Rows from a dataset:
┄┄┄┄┄┄┄┄┄┄
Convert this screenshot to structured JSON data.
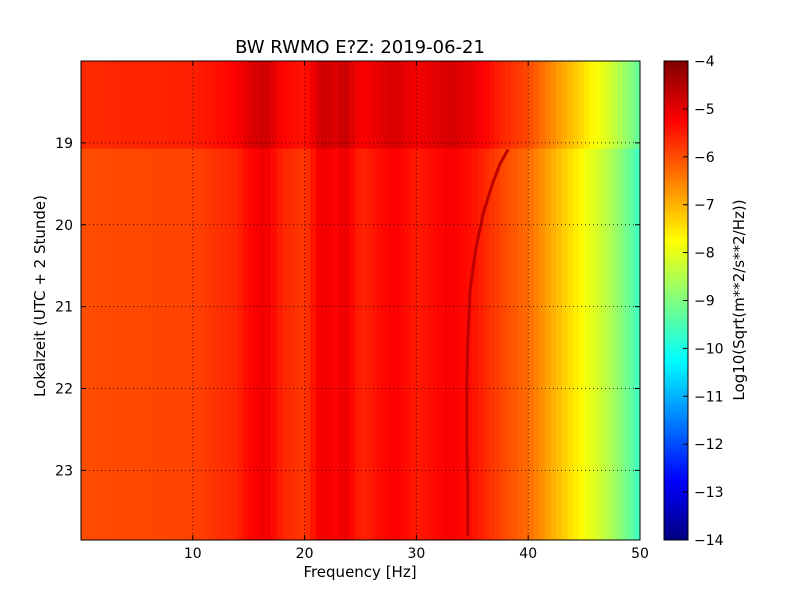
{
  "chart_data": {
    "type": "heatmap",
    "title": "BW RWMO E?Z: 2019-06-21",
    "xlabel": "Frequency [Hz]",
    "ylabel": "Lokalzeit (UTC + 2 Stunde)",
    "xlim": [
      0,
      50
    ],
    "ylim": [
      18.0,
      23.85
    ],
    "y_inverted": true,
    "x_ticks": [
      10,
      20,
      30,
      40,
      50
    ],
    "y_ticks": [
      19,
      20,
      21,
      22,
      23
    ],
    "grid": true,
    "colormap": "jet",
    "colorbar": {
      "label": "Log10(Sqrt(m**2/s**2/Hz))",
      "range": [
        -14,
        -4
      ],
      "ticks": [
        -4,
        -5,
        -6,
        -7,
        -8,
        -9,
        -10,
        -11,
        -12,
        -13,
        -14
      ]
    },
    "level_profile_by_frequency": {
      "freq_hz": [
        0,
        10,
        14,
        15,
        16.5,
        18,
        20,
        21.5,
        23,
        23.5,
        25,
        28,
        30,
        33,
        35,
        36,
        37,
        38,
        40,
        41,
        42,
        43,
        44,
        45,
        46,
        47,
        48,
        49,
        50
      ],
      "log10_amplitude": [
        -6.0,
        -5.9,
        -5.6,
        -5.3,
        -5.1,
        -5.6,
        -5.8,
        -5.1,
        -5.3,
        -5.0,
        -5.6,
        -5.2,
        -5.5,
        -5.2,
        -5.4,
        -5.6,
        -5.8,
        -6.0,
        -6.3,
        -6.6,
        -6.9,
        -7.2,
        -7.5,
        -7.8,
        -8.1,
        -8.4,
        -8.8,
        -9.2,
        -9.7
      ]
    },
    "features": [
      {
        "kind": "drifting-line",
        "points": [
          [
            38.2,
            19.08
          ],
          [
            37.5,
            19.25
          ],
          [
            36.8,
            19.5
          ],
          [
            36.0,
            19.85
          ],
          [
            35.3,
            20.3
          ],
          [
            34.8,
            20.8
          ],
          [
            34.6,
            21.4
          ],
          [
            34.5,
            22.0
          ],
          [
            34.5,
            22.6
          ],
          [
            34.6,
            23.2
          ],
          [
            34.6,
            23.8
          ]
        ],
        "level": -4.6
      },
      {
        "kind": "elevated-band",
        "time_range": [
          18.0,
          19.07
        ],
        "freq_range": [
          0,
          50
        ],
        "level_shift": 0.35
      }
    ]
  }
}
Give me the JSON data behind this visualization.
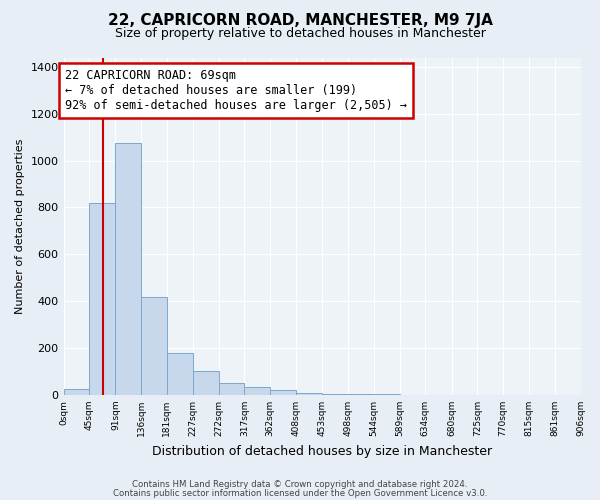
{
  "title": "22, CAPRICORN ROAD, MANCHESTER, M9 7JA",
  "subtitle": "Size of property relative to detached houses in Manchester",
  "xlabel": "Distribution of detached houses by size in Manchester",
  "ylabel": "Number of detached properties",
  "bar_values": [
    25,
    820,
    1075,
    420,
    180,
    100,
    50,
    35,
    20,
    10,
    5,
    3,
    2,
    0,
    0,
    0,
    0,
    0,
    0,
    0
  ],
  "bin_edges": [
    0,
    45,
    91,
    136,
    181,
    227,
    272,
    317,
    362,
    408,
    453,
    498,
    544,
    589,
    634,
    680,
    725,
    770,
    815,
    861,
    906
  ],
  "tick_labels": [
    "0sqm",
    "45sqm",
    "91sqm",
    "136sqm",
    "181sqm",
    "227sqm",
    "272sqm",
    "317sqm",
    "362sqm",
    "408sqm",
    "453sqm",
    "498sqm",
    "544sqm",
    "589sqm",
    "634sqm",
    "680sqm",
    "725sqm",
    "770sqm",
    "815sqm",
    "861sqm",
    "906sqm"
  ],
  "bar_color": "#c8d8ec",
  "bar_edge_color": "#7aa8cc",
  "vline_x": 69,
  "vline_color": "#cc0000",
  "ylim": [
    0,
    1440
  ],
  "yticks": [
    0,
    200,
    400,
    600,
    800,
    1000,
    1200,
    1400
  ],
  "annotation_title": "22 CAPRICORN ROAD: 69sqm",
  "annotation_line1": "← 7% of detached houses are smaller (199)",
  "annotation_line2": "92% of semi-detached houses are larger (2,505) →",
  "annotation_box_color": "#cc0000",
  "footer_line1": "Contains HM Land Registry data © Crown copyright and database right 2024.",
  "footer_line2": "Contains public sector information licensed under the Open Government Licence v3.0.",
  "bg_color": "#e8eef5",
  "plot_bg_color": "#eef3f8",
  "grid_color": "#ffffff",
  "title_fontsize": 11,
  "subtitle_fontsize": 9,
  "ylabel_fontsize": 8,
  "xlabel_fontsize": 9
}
┄┄┄┄┄┄┄┄┄┄
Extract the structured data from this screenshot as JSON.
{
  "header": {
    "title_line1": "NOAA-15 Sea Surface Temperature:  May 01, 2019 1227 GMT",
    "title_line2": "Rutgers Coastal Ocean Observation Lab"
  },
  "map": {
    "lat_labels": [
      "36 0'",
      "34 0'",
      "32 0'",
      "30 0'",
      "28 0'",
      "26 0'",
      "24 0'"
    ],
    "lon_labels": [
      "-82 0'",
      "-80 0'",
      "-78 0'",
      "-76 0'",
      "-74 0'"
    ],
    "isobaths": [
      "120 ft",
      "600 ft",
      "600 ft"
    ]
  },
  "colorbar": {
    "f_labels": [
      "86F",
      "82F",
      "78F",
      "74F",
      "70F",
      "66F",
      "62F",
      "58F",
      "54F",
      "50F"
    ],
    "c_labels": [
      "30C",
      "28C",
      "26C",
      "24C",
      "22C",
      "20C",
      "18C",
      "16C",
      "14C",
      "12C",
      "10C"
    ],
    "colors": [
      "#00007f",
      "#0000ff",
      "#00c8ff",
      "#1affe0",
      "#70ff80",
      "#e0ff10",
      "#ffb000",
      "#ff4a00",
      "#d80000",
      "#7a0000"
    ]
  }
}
┄┄┄┄┄┄┄┄┄┄
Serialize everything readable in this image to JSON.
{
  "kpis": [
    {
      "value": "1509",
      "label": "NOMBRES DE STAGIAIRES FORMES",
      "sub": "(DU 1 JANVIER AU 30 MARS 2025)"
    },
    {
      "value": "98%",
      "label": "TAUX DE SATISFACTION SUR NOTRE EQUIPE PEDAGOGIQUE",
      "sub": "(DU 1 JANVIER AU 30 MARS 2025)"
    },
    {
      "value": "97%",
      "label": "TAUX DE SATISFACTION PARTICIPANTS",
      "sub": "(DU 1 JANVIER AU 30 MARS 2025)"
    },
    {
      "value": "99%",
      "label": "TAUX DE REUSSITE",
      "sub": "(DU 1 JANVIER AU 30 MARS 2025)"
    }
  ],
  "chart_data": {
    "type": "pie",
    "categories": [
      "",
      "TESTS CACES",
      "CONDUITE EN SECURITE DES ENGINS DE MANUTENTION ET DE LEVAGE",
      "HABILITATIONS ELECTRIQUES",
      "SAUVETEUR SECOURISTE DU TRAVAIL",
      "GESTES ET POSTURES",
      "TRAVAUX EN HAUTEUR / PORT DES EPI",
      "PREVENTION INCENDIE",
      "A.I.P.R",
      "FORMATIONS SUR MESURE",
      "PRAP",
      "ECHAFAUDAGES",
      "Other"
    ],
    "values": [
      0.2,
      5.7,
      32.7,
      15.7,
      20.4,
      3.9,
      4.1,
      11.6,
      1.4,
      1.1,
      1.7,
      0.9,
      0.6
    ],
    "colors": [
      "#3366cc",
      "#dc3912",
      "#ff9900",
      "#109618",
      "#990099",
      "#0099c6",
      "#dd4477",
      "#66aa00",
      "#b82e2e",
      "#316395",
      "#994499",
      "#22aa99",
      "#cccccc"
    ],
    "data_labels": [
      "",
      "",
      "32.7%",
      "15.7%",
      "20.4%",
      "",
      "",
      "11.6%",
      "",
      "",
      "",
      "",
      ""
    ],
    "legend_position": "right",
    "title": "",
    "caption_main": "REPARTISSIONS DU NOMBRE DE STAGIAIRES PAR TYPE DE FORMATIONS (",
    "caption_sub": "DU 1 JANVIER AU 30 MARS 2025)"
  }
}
┄┄┄┄┄┄┄┄┄┄
Short exercise:
Lines that hold the word "CAPRICORN" are the ones to return, every one of them.

Task response:
  "title": "22, CAPRICORN ROAD, MANCHESTER, M9 7JA",
  "annotation_title": "22 CAPRICORN ROAD: 69sqm",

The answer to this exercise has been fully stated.